-- WHAT IS NEEDED --
Check each line of the material below, and copy it if it holds the string "text".

-- DATA LISTING --
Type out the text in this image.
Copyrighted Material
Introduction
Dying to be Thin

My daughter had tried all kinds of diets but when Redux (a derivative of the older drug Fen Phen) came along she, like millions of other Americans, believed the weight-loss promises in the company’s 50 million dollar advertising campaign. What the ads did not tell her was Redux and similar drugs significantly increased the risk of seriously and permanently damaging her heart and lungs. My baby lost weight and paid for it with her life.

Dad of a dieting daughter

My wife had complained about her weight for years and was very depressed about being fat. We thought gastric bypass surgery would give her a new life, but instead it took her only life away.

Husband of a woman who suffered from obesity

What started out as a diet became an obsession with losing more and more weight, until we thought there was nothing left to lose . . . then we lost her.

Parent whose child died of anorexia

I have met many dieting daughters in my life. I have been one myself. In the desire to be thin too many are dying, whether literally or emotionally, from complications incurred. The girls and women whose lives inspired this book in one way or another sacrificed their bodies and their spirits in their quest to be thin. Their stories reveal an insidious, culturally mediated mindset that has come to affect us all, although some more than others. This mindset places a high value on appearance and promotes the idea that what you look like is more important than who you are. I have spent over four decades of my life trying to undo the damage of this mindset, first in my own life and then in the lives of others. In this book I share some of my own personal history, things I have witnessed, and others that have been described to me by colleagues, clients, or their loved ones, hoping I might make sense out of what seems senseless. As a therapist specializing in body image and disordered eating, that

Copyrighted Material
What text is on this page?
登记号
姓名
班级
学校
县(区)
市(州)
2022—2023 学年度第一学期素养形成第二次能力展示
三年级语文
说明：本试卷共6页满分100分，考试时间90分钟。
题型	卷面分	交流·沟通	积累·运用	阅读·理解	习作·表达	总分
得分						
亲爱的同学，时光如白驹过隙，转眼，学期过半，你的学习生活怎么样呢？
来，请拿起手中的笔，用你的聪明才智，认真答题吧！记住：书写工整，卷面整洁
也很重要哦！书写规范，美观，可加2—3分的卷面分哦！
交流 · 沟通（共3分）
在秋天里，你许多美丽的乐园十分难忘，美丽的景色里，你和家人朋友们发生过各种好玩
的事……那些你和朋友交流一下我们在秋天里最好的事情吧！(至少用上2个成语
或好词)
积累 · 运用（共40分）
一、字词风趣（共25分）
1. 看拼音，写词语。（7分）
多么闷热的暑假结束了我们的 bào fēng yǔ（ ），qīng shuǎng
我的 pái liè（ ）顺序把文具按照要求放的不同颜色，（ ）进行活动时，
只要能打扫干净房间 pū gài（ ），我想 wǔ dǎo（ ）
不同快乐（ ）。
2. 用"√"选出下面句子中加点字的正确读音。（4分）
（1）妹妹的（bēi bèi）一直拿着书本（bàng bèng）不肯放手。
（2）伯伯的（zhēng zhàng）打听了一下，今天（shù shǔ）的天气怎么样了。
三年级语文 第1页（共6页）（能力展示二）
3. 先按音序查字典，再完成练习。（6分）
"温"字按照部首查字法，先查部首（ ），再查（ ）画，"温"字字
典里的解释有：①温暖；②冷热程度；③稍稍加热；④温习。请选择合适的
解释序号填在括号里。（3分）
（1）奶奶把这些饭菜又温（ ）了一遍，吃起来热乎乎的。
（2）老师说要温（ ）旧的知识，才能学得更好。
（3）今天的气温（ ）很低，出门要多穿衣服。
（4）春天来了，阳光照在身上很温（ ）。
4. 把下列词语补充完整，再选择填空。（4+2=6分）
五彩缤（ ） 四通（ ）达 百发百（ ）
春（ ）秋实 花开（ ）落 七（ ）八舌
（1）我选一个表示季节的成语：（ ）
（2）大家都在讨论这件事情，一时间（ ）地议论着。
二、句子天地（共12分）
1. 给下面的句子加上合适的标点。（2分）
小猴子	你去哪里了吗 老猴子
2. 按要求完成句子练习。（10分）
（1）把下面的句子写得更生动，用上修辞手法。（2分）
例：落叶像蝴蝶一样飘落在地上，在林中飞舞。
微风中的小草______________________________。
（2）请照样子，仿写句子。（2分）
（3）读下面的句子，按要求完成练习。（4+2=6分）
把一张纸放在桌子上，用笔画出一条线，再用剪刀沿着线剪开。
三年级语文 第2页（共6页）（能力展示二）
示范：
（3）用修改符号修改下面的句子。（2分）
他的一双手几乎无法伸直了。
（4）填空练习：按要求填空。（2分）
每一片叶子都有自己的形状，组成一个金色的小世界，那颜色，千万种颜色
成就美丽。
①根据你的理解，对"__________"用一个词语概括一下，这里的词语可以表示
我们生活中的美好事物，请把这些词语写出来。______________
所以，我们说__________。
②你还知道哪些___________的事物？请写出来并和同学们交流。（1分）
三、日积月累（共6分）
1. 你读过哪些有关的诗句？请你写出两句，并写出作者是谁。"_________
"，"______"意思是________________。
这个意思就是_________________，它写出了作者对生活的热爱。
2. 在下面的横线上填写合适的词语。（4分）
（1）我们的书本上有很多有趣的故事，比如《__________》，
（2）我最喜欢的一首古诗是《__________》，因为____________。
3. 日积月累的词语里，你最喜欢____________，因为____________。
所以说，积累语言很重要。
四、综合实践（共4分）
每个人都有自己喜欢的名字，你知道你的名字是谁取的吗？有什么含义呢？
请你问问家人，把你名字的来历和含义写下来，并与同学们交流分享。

-- THE REPLY --
Type out the text in this image.
What text is on this page?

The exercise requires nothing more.